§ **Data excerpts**
↓↓↓
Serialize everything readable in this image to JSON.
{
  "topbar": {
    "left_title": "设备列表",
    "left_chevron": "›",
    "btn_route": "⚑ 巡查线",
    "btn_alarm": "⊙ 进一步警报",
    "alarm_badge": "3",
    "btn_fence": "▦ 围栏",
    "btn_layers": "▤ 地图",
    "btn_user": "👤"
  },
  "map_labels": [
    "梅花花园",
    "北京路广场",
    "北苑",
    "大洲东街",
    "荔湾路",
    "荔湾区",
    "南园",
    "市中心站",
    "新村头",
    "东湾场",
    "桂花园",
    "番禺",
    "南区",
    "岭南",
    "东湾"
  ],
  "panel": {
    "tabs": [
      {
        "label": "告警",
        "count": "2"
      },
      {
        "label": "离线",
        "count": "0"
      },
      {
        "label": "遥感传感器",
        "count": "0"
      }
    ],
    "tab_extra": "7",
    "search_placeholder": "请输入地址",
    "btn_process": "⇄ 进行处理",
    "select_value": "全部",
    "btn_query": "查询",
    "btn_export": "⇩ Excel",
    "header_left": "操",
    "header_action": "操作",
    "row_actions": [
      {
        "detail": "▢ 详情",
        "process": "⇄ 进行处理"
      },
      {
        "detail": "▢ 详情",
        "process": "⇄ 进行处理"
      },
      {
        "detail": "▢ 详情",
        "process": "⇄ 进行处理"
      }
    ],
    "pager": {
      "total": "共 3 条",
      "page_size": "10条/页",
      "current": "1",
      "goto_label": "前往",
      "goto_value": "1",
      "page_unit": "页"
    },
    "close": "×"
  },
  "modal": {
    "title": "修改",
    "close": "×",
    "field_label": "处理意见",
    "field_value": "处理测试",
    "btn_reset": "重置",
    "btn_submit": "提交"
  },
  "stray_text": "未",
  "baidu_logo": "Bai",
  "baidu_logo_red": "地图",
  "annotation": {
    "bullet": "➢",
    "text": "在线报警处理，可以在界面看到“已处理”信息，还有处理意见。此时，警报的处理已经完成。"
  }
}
↑↑↑
Print the material above once more, exactly.

Serialize everything readable in this image to JSON.
{
  "topbar": {
    "left_title": "设备列表",
    "left_chevron": "›",
    "btn_route": "⚑ 巡查线",
    "btn_alarm": "⊙ 进一步警报",
    "alarm_badge": "3",
    "btn_fence": "▦ 围栏",
    "btn_layers": "▤ 地图",
    "btn_user": "👤"
  },
  "map_labels": [
    "梅花花园",
    "北京路广场",
    "北苑",
    "大洲东街",
    "荔湾路",
    "荔湾区",
    "南园",
    "市中心站",
    "新村头",
    "东湾场",
    "桂花园",
    "番禺",
    "南区",
    "岭南",
    "东湾"
  ],
  "panel": {
    "tabs": [
      {
        "label": "告警",
        "count": "2"
      },
      {
        "label": "离线",
        "count": "0"
      },
      {
        "label": "遥感传感器",
        "count": "0"
      }
    ],
    "tab_extra": "7",
    "search_placeholder": "请输入地址",
    "btn_process": "⇄ 进行处理",
    "select_value": "全部",
    "btn_query": "查询",
    "btn_export": "⇩ Excel",
    "header_left": "操",
    "header_action": "操作",
    "row_actions": [
      {
        "detail": "▢ 详情",
        "process": "⇄ 进行处理"
      },
      {
        "detail": "▢ 详情",
        "process": "⇄ 进行处理"
      },
      {
        "detail": "▢ 详情",
        "process": "⇄ 进行处理"
      }
    ],
    "pager": {
      "total": "共 3 条",
      "page_size": "10条/页",
      "current": "1",
      "goto_label": "前往",
      "goto_value": "1",
      "page_unit": "页"
    },
    "close": "×"
  },
  "modal": {
    "title": "修改",
    "close": "×",
    "field_label": "处理意见",
    "field_value": "处理测试",
    "btn_reset": "重置",
    "btn_submit": "提交"
  },
  "stray_text": "未",
  "baidu_logo": "Bai",
  "baidu_logo_red": "地图",
  "annotation": {
    "bullet": "➢",
    "text": "在线报警处理，可以在界面看到“已处理”信息，还有处理意见。此时，警报的处理已经完成。"
  }
}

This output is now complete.